**Task description:** Return the whole listing exactly as it stands.

+ + + +

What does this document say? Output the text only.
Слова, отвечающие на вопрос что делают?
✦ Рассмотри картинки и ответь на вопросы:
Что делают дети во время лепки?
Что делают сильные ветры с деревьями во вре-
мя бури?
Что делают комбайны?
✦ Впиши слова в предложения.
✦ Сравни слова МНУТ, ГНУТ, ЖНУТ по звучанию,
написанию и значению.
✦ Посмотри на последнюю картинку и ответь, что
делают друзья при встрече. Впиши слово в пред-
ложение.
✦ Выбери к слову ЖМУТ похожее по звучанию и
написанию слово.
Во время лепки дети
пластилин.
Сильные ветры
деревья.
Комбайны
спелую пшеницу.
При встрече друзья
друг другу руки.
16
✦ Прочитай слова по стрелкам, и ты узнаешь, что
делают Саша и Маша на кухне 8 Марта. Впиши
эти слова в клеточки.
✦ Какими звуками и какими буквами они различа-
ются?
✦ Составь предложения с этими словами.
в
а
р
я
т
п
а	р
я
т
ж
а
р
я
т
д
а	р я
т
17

+ + + +

**Response to the task:**
What does this document say? Output the text only.
Слова, отвечающие на вопрос что делают?
✦ Рассмотри картинки и ответь на вопросы:
Что делают дети во время лепки?
Что делают сильные ветры с деревьями во вре-
мя бури?
Что делают комбайны?
✦ Впиши слова в предложения.
✦ Сравни слова МНУТ, ГНУТ, ЖНУТ по звучанию,
написанию и значению.
✦ Посмотри на последнюю картинку и ответь, что
делают друзья при встрече. Впиши слово в пред-
ложение.
✦ Выбери к слову ЖМУТ похожее по звучанию и
написанию слово.
Во время лепки дети
пластилин.
Сильные ветры
деревья.
Комбайны
спелую пшеницу.
При встрече друзья
друг другу руки.
16
✦ Прочитай слова по стрелкам, и ты узнаешь, что
делают Саша и Маша на кухне 8 Марта. Впиши
эти слова в клеточки.
✦ Какими звуками и какими буквами они различа-
ются?
✦ Составь предложения с этими словами.
в
а
р
я
т
п
а	р
я
т
ж
а
р
я
т
д
а	р я
т
17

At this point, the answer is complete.